___ DATA TO PROCESS ___

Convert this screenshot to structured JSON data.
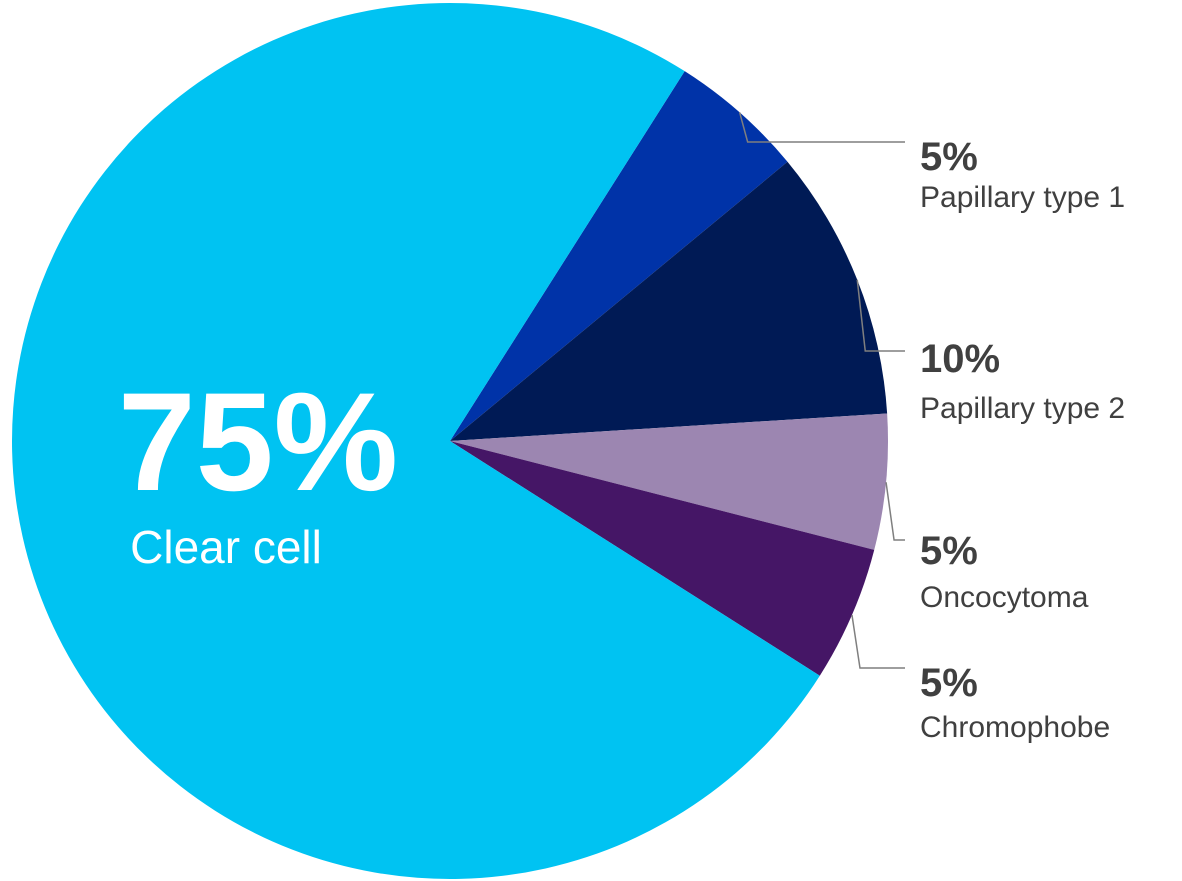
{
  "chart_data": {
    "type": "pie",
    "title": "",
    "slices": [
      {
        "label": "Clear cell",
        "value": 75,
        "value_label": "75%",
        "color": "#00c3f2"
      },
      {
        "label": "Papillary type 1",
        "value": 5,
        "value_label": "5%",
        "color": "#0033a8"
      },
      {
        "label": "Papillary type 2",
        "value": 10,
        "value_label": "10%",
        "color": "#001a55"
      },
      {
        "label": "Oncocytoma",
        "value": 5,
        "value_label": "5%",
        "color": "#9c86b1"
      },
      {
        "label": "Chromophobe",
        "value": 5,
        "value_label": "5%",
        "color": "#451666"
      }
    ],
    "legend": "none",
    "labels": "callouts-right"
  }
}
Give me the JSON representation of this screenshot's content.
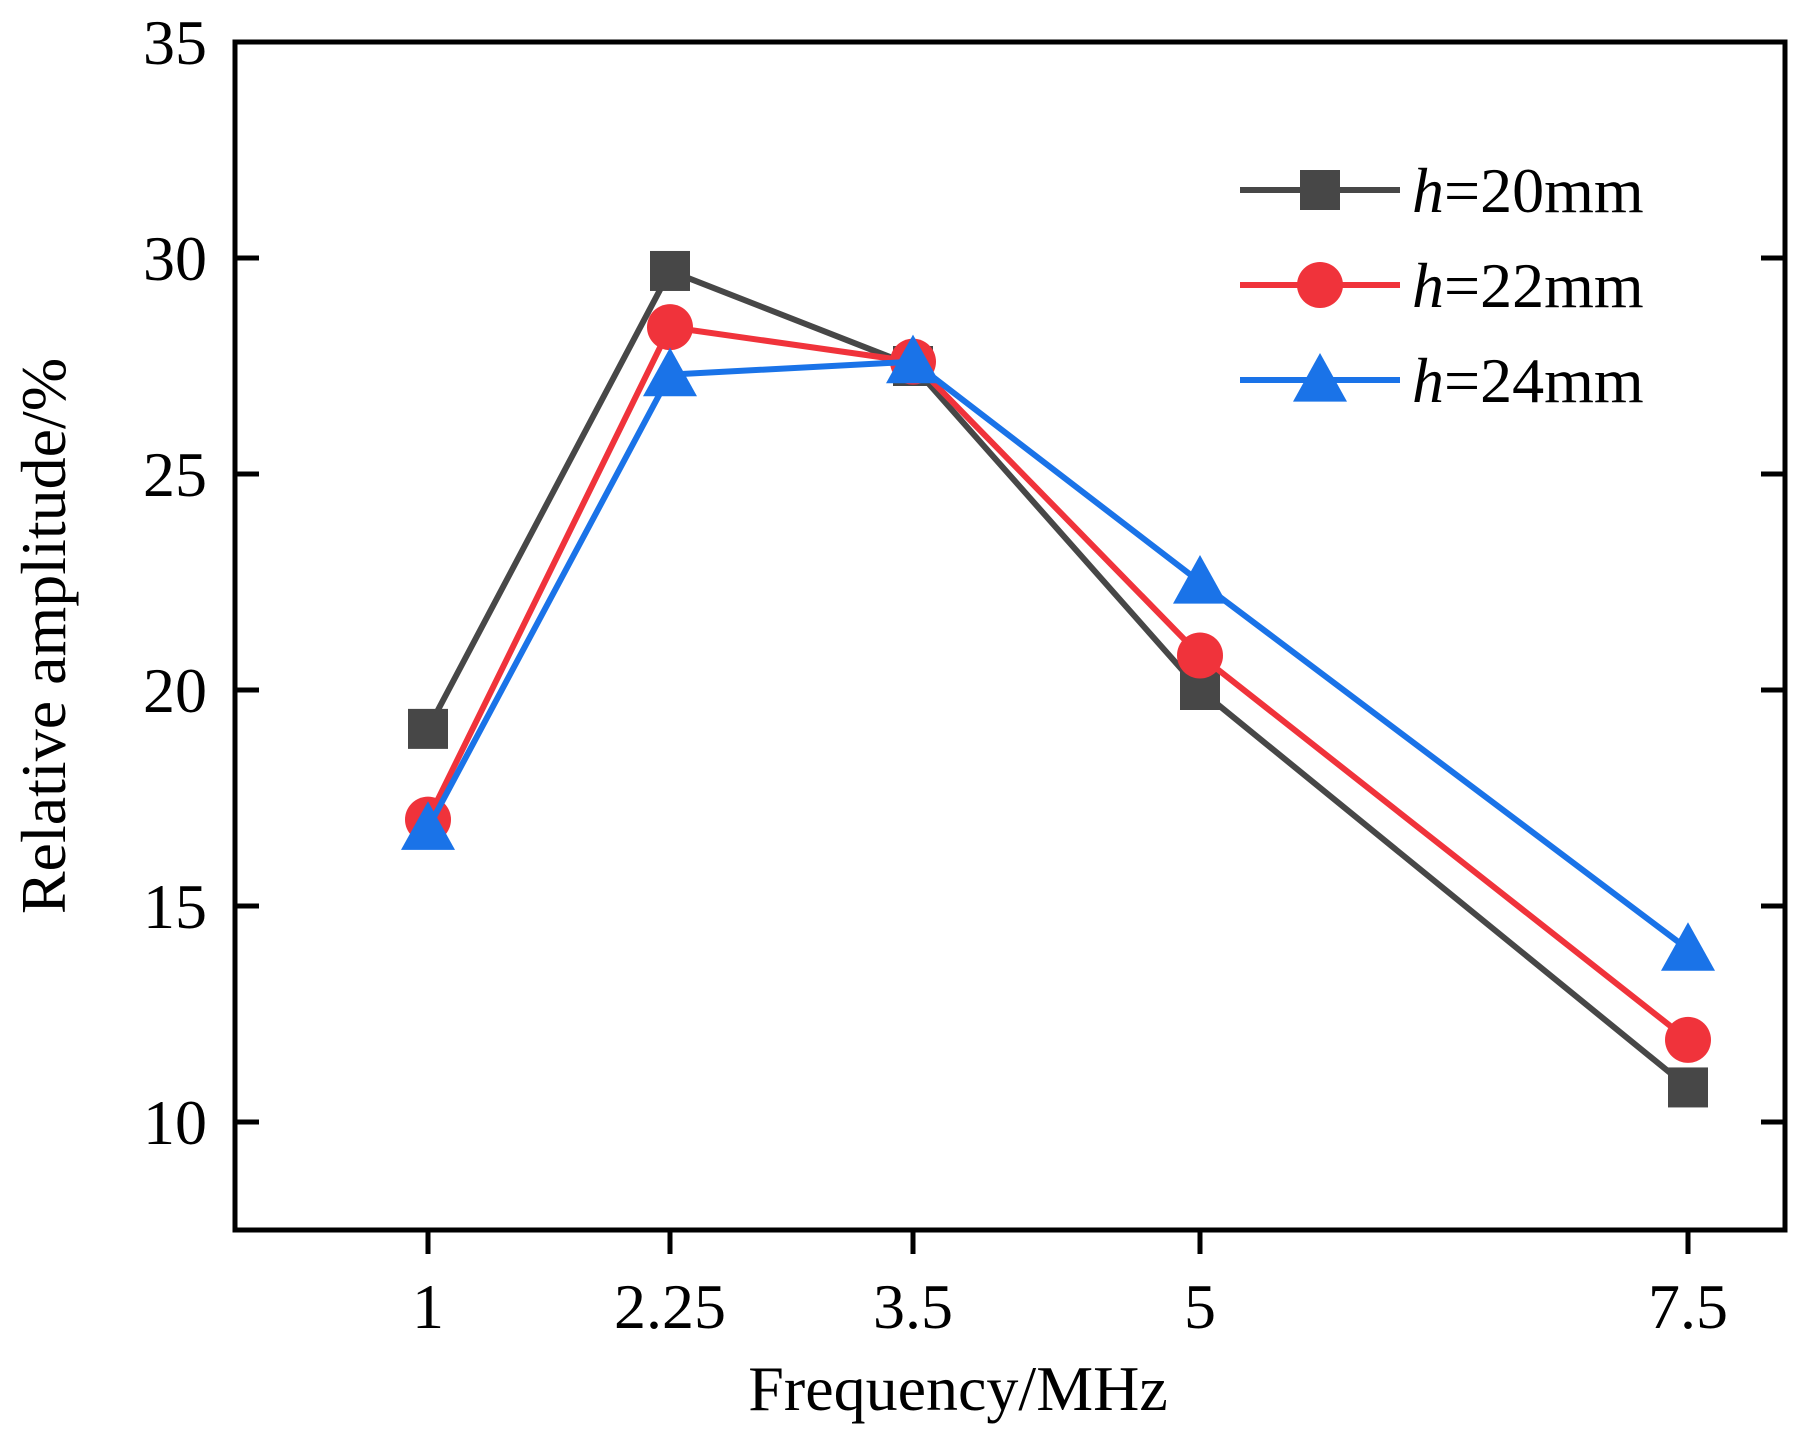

___
___ DATA TO PROCESS ___

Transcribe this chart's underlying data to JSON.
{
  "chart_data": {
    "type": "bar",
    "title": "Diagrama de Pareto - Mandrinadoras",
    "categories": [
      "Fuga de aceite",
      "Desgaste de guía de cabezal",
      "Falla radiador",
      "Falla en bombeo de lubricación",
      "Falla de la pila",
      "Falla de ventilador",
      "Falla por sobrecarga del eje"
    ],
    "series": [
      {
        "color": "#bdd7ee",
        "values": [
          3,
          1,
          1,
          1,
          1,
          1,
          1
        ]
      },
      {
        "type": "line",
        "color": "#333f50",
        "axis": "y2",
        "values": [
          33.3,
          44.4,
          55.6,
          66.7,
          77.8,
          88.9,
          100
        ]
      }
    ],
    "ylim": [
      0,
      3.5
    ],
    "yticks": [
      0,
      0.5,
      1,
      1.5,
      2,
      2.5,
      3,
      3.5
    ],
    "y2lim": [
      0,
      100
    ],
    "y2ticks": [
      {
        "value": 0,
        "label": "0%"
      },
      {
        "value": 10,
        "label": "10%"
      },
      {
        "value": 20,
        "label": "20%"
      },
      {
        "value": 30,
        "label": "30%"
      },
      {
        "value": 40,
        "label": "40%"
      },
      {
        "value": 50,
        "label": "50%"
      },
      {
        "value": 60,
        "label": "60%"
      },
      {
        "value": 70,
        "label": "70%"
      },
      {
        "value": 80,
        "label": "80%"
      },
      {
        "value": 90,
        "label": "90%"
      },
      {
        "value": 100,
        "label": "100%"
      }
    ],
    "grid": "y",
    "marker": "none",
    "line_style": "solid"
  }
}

___
___ DATA TO PROCESS ___

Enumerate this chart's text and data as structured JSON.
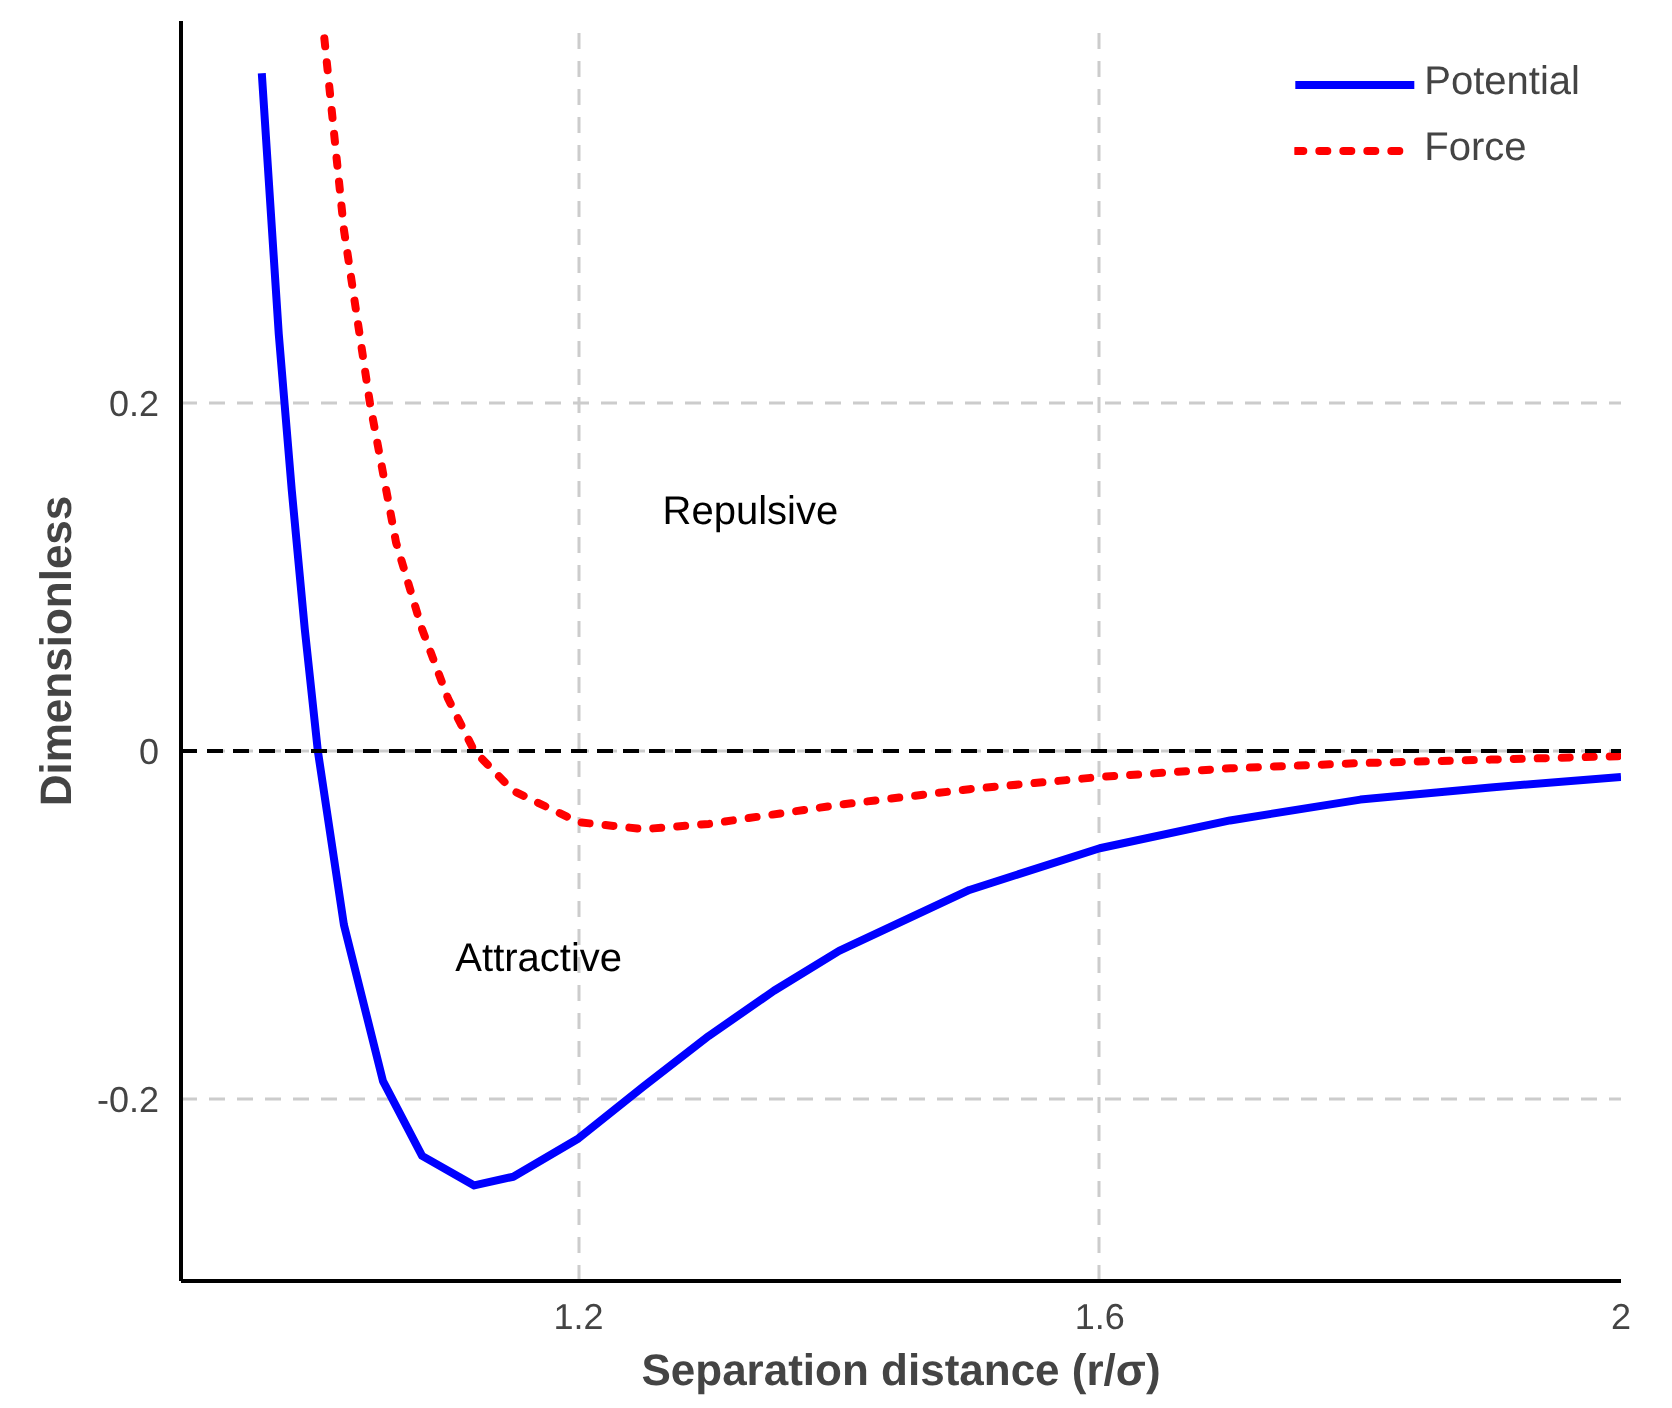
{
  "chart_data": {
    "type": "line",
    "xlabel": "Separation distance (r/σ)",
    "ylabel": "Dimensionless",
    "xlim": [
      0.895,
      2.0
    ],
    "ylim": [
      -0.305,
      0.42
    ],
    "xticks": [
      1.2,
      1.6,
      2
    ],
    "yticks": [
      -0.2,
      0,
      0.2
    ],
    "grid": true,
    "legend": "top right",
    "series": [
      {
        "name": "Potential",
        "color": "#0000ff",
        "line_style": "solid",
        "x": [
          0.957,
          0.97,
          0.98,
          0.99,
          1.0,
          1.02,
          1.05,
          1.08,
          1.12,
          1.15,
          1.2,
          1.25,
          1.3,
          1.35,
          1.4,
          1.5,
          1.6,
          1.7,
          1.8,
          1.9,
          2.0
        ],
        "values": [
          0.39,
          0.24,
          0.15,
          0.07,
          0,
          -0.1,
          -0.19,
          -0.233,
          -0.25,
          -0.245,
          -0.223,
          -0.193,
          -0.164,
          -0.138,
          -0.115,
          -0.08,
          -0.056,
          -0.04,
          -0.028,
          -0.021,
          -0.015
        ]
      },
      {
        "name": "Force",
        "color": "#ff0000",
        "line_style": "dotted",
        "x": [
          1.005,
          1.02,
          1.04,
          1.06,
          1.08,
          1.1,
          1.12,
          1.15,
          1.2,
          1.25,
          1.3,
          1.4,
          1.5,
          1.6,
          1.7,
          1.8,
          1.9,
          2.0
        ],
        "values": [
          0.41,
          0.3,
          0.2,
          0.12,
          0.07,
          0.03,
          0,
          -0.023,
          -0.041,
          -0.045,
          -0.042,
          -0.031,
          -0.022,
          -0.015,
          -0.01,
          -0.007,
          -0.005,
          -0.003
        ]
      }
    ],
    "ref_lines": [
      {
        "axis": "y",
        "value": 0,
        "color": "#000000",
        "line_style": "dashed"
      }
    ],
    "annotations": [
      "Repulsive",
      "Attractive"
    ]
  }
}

___

From the records above, copy only the lines running from the line holding "Convert this screenshot" through the line holding "Give me the", with no pictures.

Convert this screenshot to structured JSON data.
{
  "chart_data": {
    "type": "pie",
    "title": "",
    "slices": [
      {
        "label": "Clear cell",
        "value": 75,
        "value_label": "75%",
        "color": "#00c3f2"
      },
      {
        "label": "Papillary type 1",
        "value": 5,
        "value_label": "5%",
        "color": "#0033a8"
      },
      {
        "label": "Papillary type 2",
        "value": 10,
        "value_label": "10%",
        "color": "#001a55"
      },
      {
        "label": "Oncocytoma",
        "value": 5,
        "value_label": "5%",
        "color": "#9c86b1"
      },
      {
        "label": "Chromophobe",
        "value": 5,
        "value_label": "5%",
        "color": "#451666"
      }
    ],
    "legend": "none",
    "labels": "callouts-right"
  }
}
Give me the JSON representation of this screenshot's content.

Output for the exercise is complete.